Description of the task: Give back a single number, the count of lines containing the word "image".

Input data:
==========

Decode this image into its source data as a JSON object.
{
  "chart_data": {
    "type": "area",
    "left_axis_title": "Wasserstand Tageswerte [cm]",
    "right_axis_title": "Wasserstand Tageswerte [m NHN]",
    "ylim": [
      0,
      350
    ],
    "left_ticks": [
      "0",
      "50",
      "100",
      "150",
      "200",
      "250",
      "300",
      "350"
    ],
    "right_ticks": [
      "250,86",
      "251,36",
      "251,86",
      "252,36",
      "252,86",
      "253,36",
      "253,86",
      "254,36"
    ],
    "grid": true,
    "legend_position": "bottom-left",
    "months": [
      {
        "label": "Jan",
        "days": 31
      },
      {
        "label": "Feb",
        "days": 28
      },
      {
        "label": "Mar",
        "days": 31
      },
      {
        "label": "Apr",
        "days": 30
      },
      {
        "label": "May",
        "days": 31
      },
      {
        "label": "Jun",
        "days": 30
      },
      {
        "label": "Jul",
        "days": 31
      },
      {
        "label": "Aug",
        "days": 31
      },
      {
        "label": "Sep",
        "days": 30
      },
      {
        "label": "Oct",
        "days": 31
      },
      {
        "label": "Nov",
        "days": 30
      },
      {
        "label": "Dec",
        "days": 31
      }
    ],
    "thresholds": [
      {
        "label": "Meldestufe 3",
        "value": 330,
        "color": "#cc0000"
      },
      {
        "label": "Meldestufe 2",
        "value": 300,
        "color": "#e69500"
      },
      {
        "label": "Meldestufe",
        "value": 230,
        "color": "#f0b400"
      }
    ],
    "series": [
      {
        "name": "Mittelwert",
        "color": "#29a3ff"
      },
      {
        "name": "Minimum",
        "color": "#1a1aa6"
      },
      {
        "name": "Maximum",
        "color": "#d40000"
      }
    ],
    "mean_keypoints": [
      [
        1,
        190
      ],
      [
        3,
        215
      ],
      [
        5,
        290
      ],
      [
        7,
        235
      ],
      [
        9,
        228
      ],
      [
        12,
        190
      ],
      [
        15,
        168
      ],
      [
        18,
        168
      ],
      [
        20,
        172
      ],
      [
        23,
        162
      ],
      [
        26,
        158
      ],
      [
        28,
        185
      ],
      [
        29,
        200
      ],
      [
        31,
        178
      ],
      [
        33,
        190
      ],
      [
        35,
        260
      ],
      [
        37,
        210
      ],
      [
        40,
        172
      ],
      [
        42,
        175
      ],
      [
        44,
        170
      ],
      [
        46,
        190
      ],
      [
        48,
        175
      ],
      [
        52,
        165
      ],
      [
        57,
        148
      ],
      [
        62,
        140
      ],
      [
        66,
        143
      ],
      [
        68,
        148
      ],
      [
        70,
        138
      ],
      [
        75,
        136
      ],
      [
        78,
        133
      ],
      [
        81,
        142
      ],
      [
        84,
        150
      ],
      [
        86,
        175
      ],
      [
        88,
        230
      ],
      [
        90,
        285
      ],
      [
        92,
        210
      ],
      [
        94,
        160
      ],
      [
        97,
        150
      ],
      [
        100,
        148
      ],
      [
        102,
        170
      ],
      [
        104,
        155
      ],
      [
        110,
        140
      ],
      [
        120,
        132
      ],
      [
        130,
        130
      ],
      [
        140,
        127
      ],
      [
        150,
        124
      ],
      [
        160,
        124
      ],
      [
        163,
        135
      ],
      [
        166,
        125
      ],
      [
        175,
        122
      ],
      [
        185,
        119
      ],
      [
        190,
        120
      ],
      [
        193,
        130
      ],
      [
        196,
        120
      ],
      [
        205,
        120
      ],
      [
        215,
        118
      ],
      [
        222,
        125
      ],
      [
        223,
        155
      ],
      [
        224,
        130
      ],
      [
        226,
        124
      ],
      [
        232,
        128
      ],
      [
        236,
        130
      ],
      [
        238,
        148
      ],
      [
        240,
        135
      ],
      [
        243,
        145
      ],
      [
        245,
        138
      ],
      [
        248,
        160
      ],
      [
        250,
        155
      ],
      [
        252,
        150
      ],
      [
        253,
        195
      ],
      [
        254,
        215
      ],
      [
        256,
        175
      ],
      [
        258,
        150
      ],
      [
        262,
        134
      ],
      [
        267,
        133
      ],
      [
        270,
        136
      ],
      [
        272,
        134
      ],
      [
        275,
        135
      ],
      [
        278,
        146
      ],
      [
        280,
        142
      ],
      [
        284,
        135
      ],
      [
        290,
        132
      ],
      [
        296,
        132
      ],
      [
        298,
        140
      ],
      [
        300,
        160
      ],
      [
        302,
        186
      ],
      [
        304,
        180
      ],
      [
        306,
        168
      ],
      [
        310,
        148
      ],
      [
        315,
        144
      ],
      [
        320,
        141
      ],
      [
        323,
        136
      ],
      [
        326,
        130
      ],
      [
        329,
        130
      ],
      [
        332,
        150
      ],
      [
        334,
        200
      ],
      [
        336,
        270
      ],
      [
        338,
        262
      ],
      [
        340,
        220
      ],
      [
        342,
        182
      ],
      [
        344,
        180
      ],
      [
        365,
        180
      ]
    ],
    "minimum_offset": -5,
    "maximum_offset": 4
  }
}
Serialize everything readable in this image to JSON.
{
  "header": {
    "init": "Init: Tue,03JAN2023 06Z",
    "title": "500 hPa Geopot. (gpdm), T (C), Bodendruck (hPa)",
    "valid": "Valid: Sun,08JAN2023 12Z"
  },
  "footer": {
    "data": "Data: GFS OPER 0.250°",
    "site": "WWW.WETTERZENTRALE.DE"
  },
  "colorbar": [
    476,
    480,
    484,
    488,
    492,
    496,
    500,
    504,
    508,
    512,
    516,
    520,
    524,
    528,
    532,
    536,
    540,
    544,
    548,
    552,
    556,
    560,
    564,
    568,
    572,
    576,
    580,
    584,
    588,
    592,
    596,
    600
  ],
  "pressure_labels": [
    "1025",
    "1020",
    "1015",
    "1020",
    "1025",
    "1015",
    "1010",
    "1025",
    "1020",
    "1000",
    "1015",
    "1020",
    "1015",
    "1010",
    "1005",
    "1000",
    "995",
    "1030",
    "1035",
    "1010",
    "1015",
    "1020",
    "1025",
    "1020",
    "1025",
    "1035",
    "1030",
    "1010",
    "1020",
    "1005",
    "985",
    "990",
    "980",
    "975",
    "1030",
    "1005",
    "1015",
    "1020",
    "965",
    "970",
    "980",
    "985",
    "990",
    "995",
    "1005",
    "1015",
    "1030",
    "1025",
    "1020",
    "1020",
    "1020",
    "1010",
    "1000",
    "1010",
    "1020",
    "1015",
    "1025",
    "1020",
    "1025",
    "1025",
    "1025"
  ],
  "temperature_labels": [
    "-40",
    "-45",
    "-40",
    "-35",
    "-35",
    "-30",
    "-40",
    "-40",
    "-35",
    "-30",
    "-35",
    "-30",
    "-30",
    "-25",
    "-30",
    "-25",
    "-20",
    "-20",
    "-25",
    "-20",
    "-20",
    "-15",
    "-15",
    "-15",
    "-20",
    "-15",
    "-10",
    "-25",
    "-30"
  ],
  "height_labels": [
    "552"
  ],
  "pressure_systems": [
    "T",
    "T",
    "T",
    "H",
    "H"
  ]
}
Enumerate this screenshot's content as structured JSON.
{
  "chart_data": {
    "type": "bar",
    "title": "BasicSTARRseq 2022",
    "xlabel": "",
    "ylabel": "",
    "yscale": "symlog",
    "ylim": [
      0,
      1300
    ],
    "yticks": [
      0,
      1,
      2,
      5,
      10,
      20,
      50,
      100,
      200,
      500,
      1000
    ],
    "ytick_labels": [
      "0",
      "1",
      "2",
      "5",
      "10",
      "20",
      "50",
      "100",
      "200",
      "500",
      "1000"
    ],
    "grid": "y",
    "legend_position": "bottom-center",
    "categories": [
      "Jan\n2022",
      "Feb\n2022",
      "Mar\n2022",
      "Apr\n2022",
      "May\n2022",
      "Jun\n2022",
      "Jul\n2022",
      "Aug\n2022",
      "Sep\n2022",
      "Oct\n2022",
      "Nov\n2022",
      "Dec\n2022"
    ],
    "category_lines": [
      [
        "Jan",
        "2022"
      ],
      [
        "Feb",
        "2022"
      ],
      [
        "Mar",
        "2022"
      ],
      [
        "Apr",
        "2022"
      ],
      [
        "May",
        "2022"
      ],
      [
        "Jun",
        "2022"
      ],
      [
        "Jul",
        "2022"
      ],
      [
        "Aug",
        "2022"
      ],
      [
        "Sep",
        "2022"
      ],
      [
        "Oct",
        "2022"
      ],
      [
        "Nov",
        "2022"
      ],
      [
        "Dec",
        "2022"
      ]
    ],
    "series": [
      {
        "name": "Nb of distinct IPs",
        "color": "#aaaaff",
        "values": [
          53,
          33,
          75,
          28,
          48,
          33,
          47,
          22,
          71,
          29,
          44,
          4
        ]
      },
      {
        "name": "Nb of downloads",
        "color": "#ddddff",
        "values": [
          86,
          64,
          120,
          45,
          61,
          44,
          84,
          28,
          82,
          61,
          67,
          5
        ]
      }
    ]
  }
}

==========

Answer for this exercise: 2